[REQUIRED TASK] Only a number is wanted: how many lines in the records below contain "color"?

BEGIN DATA PROVIDED

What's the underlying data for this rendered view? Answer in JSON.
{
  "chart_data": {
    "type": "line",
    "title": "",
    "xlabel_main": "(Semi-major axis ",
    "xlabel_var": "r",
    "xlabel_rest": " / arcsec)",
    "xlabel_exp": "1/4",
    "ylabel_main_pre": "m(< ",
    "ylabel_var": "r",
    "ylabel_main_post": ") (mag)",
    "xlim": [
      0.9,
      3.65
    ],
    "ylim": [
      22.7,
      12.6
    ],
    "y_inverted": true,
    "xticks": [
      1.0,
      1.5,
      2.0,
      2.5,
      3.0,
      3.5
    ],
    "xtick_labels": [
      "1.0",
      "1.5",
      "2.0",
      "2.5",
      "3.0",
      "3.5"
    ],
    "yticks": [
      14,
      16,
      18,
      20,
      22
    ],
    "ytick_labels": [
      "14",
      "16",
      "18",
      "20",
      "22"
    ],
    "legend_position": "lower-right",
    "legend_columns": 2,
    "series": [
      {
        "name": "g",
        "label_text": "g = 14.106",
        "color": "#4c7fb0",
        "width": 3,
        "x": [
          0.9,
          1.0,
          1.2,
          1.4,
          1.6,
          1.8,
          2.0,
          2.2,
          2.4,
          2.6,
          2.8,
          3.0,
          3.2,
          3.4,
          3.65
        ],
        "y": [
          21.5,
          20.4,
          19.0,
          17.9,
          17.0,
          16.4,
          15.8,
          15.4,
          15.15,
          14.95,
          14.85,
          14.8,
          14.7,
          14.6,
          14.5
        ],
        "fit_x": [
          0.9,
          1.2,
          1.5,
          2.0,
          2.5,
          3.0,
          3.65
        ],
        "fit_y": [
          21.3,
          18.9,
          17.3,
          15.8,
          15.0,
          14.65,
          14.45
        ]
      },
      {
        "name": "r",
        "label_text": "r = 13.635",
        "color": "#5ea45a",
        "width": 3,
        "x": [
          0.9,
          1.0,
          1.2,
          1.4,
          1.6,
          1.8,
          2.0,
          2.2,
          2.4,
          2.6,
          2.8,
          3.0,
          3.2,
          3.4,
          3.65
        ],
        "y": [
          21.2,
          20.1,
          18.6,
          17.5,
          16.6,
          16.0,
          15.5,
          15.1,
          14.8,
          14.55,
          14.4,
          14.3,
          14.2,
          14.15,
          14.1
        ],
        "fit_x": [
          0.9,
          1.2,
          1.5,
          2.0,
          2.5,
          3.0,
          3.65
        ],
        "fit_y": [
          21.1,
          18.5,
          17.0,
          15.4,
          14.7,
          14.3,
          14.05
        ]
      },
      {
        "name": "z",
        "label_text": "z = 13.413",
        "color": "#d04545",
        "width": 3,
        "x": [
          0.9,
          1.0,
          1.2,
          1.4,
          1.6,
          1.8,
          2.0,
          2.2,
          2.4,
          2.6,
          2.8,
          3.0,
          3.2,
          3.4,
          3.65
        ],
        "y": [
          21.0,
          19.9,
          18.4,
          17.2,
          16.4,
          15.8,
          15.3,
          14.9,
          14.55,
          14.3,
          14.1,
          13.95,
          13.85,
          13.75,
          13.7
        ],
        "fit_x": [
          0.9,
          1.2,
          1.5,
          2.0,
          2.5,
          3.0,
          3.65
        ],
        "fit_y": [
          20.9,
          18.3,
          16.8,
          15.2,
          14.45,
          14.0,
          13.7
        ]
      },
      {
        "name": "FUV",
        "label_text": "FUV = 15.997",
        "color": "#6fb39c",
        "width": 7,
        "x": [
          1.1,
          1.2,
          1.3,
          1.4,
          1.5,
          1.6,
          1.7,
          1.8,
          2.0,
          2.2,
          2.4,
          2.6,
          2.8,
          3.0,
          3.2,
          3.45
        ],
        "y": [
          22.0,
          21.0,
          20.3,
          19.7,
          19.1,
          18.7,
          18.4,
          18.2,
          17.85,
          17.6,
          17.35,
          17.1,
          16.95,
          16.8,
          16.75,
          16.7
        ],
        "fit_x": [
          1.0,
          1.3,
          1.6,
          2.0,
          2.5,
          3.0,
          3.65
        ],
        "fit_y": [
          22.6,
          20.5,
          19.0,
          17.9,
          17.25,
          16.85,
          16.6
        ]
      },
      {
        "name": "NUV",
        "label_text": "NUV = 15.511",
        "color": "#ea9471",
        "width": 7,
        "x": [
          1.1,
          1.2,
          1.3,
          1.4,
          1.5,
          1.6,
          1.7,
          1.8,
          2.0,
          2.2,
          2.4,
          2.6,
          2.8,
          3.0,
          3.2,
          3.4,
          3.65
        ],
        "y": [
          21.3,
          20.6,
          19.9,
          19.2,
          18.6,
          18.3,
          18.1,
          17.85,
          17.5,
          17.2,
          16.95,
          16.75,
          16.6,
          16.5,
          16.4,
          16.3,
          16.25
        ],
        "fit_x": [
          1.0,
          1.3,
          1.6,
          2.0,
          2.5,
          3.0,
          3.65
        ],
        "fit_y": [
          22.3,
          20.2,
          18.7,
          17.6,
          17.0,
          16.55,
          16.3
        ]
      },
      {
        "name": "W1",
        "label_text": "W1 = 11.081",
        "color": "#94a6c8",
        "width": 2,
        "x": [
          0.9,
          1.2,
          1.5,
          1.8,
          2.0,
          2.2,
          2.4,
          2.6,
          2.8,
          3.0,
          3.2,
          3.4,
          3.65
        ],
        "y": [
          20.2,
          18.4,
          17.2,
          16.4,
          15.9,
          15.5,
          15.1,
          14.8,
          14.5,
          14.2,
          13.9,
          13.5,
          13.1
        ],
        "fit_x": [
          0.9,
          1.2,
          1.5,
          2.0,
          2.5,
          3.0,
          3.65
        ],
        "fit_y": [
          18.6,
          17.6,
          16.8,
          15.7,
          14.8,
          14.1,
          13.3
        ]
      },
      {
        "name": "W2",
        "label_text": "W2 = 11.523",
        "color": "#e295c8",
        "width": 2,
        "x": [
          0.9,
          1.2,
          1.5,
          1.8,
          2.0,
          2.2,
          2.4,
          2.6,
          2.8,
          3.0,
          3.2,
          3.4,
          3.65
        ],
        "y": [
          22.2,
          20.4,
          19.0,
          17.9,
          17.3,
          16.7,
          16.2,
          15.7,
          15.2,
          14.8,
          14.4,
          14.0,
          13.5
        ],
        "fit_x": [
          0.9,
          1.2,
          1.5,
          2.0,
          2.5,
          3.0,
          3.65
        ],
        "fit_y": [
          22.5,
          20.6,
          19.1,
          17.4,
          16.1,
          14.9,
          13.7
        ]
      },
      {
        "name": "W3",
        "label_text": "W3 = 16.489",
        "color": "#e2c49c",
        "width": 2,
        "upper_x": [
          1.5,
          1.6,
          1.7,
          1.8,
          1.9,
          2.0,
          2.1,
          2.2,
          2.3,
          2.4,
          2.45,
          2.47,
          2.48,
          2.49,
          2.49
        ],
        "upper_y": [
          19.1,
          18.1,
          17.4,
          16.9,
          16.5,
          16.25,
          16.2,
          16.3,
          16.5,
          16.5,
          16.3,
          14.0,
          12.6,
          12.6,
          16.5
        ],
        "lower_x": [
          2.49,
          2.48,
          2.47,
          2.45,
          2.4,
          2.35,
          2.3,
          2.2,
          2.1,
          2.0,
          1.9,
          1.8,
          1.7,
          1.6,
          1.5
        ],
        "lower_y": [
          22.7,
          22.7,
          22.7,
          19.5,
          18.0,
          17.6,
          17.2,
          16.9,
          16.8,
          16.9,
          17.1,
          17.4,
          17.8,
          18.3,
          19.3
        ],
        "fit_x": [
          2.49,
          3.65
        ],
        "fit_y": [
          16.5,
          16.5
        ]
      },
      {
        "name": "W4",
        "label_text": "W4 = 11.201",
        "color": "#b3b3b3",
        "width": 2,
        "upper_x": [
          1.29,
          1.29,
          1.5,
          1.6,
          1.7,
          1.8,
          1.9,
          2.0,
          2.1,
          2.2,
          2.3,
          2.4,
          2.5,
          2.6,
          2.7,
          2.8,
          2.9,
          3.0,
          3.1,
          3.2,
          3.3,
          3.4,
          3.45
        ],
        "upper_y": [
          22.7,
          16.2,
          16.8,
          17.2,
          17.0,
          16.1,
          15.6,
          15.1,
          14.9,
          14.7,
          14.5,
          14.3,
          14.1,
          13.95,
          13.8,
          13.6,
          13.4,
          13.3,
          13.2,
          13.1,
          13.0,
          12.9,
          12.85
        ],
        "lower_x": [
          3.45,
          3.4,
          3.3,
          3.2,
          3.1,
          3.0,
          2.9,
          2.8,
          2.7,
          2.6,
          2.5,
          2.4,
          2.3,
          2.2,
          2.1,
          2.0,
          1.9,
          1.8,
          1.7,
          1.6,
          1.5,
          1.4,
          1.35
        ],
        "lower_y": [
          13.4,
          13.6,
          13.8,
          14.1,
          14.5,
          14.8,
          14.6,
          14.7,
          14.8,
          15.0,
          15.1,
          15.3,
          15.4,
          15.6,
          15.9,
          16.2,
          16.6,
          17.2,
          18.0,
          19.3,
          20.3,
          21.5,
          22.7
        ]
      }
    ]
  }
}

END DATA PROVIDED

[EXPECTED ANSWER] 9